Dataset entries on figures:
------------------------------------------------------------------------
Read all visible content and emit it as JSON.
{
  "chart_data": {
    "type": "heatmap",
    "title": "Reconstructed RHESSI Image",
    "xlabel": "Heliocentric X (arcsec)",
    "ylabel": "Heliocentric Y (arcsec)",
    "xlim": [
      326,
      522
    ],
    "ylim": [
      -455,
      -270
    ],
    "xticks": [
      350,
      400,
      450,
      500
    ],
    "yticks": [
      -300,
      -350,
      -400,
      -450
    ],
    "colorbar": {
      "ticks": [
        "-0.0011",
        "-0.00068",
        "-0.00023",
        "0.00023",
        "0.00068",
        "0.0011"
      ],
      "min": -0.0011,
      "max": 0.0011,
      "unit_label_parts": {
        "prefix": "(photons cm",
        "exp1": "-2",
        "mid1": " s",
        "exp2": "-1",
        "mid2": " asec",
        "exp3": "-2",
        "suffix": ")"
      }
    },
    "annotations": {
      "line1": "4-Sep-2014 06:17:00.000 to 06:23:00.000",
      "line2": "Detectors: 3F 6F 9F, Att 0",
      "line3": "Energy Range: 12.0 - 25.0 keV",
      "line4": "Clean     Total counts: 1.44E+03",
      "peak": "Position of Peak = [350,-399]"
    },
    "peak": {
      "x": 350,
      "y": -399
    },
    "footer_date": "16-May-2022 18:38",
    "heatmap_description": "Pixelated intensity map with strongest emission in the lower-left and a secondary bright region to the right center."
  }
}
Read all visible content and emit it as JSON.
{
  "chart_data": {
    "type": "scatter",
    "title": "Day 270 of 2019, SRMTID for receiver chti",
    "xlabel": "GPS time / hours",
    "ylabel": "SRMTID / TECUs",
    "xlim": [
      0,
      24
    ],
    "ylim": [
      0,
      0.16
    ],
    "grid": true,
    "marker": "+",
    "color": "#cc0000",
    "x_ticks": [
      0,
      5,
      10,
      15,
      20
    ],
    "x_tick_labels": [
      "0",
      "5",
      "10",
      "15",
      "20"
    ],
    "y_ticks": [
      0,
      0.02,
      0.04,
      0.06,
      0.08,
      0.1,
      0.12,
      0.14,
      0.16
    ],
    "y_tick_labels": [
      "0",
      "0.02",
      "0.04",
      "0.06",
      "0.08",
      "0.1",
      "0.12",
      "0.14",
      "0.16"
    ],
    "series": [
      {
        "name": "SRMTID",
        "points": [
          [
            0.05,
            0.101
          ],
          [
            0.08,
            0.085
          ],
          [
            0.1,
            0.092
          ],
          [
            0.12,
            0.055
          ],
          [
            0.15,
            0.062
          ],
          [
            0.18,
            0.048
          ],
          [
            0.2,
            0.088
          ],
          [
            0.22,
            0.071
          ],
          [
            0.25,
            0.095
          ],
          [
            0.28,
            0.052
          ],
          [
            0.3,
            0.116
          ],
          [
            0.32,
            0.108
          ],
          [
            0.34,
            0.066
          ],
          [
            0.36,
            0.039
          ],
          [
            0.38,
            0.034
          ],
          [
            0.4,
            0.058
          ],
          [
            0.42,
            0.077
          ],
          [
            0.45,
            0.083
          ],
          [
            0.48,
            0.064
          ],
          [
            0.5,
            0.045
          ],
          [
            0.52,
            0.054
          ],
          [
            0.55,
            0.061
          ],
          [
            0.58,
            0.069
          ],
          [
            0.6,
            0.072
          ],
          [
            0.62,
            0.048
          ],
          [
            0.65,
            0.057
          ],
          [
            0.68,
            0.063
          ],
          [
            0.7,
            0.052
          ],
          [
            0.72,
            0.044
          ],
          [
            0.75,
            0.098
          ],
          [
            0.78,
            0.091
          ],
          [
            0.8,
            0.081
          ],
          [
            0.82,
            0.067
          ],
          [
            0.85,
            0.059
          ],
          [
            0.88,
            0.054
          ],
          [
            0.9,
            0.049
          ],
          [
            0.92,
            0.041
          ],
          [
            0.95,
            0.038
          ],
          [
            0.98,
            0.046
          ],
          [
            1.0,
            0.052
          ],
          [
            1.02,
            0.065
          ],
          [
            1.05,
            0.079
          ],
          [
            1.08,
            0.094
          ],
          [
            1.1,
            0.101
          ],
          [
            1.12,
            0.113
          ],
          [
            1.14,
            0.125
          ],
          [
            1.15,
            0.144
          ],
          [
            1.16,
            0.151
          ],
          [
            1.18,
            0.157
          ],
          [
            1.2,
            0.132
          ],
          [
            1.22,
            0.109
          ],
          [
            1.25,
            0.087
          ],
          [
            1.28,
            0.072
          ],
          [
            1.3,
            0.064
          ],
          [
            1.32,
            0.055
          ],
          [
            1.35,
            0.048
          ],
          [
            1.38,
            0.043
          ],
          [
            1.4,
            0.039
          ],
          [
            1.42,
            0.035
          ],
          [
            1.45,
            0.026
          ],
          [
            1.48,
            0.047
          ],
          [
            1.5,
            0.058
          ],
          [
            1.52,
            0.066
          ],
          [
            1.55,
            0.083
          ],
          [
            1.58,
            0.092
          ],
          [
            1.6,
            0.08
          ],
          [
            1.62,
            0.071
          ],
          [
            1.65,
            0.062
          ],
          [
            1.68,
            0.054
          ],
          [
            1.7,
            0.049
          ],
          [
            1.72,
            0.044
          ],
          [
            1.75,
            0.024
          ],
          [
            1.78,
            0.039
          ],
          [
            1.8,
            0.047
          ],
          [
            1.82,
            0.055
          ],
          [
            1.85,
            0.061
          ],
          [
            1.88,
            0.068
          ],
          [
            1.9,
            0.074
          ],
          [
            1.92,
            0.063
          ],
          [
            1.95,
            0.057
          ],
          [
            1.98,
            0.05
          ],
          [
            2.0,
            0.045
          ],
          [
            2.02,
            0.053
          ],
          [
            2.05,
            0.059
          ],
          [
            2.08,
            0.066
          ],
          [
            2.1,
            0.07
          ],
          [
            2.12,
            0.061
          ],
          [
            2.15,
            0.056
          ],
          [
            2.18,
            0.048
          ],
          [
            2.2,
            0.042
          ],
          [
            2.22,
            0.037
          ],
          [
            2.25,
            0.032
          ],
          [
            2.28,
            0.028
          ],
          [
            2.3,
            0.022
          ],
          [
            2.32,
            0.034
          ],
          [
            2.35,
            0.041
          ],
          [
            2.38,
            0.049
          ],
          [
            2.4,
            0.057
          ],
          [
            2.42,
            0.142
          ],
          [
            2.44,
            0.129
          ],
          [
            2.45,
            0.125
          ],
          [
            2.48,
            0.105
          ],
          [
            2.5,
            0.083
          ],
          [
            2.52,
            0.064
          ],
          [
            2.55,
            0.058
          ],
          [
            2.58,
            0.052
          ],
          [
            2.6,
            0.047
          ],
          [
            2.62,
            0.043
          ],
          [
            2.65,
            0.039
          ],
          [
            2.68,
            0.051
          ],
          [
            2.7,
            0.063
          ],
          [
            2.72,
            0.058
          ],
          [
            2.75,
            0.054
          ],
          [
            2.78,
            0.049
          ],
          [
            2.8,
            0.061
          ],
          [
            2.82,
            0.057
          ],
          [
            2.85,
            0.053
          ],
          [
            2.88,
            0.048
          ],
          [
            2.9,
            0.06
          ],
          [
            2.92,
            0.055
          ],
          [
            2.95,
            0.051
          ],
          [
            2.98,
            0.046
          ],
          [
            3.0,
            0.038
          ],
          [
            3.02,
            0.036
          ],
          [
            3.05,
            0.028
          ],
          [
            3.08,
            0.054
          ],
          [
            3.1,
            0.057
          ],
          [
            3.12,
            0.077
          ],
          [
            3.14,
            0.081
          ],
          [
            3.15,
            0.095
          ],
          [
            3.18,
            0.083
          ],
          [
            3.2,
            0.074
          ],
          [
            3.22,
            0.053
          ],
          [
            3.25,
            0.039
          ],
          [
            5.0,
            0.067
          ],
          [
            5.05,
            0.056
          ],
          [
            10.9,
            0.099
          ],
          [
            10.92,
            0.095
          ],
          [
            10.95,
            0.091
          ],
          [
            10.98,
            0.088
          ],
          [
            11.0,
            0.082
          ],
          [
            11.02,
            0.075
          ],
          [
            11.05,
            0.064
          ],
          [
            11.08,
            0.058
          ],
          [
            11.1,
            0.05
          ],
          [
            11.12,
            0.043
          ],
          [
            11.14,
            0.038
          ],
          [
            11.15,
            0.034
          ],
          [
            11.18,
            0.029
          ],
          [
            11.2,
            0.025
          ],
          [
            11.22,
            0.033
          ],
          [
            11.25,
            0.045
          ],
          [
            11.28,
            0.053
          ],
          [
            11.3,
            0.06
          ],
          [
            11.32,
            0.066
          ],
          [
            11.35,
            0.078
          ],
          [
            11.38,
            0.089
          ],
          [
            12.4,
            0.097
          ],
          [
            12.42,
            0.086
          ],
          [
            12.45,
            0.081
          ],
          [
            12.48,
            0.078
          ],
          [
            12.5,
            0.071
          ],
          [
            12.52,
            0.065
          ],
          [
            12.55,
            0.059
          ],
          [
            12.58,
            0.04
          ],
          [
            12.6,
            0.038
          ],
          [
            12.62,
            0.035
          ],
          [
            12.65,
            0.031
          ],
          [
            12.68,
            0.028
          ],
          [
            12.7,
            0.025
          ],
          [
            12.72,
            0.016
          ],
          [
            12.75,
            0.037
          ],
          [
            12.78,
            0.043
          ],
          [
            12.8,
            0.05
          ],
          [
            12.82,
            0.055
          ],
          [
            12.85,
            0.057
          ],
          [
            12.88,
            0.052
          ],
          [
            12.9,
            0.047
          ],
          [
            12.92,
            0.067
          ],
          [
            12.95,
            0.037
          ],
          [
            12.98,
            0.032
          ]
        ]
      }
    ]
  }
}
------------------------------------------------------------------------
Spot every line that holds "ylabel" and copy it.

    "ylabel": "Heliocentric Y (arcsec)",
    "ylabel": "SRMTID / TECUs",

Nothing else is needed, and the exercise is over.